▶ **Rows from a figure dataset**
[START]

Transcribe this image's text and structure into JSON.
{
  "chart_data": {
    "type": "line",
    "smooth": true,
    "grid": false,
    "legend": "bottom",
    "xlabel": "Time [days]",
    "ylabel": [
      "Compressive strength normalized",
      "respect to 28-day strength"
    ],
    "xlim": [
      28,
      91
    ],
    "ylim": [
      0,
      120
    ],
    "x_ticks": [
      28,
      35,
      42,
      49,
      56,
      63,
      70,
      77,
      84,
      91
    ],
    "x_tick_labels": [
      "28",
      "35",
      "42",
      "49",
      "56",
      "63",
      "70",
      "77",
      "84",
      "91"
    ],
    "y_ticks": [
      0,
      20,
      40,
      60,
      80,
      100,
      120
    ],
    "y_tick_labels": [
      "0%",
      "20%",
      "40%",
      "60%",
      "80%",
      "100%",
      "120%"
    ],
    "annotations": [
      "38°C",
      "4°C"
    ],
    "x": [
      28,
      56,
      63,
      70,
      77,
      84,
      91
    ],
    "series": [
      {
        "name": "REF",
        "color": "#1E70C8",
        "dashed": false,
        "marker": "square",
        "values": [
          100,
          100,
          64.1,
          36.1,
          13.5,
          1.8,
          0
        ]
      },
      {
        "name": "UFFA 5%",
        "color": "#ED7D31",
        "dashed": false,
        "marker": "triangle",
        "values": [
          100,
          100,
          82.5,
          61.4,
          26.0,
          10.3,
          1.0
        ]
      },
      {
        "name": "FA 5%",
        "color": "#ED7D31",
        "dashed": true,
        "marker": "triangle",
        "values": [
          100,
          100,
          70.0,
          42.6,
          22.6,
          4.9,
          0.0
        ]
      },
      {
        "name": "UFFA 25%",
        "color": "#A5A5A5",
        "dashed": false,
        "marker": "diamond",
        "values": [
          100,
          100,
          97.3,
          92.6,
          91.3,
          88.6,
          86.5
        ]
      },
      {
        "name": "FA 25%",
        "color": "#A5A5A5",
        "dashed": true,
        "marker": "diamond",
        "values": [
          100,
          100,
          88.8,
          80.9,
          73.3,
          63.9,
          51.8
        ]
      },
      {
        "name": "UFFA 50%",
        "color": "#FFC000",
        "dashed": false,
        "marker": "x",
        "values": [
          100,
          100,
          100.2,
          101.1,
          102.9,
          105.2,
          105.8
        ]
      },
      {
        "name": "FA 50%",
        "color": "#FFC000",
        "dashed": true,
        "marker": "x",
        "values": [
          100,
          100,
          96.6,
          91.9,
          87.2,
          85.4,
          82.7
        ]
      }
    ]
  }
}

[END]

▶ **Your task**
Copy out all of the data exactly, leaving nothing out.

▶ **Reply to the exercise**
Transcribe this image's text and structure into JSON.
{
  "chart_data": {
    "type": "line",
    "smooth": true,
    "grid": false,
    "legend": "bottom",
    "xlabel": "Time [days]",
    "ylabel": [
      "Compressive strength normalized",
      "respect to 28-day strength"
    ],
    "xlim": [
      28,
      91
    ],
    "ylim": [
      0,
      120
    ],
    "x_ticks": [
      28,
      35,
      42,
      49,
      56,
      63,
      70,
      77,
      84,
      91
    ],
    "x_tick_labels": [
      "28",
      "35",
      "42",
      "49",
      "56",
      "63",
      "70",
      "77",
      "84",
      "91"
    ],
    "y_ticks": [
      0,
      20,
      40,
      60,
      80,
      100,
      120
    ],
    "y_tick_labels": [
      "0%",
      "20%",
      "40%",
      "60%",
      "80%",
      "100%",
      "120%"
    ],
    "annotations": [
      "38°C",
      "4°C"
    ],
    "x": [
      28,
      56,
      63,
      70,
      77,
      84,
      91
    ],
    "series": [
      {
        "name": "REF",
        "color": "#1E70C8",
        "dashed": false,
        "marker": "square",
        "values": [
          100,
          100,
          64.1,
          36.1,
          13.5,
          1.8,
          0
        ]
      },
      {
        "name": "UFFA 5%",
        "color": "#ED7D31",
        "dashed": false,
        "marker": "triangle",
        "values": [
          100,
          100,
          82.5,
          61.4,
          26.0,
          10.3,
          1.0
        ]
      },
      {
        "name": "FA 5%",
        "color": "#ED7D31",
        "dashed": true,
        "marker": "triangle",
        "values": [
          100,
          100,
          70.0,
          42.6,
          22.6,
          4.9,
          0.0
        ]
      },
      {
        "name": "UFFA 25%",
        "color": "#A5A5A5",
        "dashed": false,
        "marker": "diamond",
        "values": [
          100,
          100,
          97.3,
          92.6,
          91.3,
          88.6,
          86.5
        ]
      },
      {
        "name": "FA 25%",
        "color": "#A5A5A5",
        "dashed": true,
        "marker": "diamond",
        "values": [
          100,
          100,
          88.8,
          80.9,
          73.3,
          63.9,
          51.8
        ]
      },
      {
        "name": "UFFA 50%",
        "color": "#FFC000",
        "dashed": false,
        "marker": "x",
        "values": [
          100,
          100,
          100.2,
          101.1,
          102.9,
          105.2,
          105.8
        ]
      },
      {
        "name": "FA 50%",
        "color": "#FFC000",
        "dashed": true,
        "marker": "x",
        "values": [
          100,
          100,
          96.6,
          91.9,
          87.2,
          85.4,
          82.7
        ]
      }
    ]
  }
}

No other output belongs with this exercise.